The request:
Below, find each line holding "substance" and state how many there are, using the number alone.

Provided information:
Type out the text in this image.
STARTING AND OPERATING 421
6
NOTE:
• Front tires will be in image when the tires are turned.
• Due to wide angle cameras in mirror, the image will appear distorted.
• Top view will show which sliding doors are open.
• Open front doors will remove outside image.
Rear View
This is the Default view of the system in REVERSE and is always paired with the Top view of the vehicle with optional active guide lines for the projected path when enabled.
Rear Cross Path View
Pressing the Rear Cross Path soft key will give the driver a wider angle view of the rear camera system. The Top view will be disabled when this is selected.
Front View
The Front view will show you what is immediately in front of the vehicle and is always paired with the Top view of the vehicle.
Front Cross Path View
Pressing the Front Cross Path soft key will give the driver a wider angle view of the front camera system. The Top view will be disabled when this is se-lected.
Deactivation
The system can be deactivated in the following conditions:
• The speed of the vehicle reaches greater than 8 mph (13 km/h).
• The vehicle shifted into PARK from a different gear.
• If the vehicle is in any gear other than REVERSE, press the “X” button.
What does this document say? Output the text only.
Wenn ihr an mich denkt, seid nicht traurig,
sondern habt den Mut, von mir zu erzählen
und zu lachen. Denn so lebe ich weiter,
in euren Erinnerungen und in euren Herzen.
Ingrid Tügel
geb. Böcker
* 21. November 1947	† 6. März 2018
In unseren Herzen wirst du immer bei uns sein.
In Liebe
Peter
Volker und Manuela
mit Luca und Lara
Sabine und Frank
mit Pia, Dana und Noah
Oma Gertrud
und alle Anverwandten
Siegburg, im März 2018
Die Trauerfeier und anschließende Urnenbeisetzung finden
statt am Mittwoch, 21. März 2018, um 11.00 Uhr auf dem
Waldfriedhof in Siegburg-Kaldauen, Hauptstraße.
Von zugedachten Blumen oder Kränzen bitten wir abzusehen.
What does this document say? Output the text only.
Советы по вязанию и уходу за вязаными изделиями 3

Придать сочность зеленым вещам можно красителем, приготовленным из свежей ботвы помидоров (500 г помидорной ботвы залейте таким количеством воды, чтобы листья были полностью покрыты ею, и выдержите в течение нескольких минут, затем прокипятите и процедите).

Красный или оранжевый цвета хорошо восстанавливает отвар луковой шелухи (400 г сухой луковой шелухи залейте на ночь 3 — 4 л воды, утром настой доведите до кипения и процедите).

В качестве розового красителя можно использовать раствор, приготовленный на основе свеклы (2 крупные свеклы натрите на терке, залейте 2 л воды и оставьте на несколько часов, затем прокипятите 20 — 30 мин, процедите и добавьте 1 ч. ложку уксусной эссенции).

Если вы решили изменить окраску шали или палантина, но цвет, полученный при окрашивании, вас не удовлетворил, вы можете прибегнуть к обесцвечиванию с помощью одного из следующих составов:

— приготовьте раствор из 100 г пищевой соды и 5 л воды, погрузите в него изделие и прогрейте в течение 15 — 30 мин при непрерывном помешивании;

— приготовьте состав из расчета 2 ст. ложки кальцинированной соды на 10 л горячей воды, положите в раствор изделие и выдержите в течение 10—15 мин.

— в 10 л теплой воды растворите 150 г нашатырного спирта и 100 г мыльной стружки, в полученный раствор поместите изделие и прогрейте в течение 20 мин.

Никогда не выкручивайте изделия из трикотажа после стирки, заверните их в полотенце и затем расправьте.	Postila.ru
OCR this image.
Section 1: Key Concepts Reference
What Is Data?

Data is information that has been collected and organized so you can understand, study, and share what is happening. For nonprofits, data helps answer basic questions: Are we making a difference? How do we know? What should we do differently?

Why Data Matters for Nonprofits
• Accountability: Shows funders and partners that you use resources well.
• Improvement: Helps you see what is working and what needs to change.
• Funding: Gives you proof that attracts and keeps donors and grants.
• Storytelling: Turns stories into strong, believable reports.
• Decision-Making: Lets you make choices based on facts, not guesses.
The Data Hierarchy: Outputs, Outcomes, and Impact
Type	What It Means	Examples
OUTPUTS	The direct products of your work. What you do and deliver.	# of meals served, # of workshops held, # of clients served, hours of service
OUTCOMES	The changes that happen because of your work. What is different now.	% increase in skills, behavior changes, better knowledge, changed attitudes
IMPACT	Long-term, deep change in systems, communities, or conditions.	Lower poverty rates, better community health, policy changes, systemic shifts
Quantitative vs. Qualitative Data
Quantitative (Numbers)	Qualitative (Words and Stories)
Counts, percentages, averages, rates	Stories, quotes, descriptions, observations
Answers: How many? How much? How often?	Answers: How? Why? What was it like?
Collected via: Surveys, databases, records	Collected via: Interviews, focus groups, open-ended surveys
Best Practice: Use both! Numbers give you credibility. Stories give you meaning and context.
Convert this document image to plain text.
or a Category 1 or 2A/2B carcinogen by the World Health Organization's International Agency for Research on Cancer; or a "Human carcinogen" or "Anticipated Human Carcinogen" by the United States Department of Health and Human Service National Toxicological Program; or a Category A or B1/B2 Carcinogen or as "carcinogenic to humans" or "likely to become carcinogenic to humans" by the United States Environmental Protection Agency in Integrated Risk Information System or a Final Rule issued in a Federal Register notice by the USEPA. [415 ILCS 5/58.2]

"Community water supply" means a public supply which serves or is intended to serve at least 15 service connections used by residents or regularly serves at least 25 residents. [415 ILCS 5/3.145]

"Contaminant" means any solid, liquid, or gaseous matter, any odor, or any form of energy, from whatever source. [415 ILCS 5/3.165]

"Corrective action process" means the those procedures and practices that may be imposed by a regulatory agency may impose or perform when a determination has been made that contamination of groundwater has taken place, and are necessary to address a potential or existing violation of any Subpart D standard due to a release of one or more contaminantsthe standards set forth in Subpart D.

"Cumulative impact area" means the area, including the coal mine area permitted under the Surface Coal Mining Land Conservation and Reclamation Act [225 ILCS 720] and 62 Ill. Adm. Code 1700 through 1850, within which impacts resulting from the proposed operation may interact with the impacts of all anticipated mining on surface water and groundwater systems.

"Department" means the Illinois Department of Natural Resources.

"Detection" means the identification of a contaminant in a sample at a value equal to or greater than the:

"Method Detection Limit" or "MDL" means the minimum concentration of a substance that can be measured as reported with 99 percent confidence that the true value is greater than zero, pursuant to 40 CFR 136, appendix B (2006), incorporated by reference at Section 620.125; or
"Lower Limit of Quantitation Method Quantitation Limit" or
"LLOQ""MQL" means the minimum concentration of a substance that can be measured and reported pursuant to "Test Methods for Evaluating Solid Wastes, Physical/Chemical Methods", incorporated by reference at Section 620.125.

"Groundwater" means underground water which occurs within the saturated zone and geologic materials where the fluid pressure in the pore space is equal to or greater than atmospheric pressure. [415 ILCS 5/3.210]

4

Task result:
2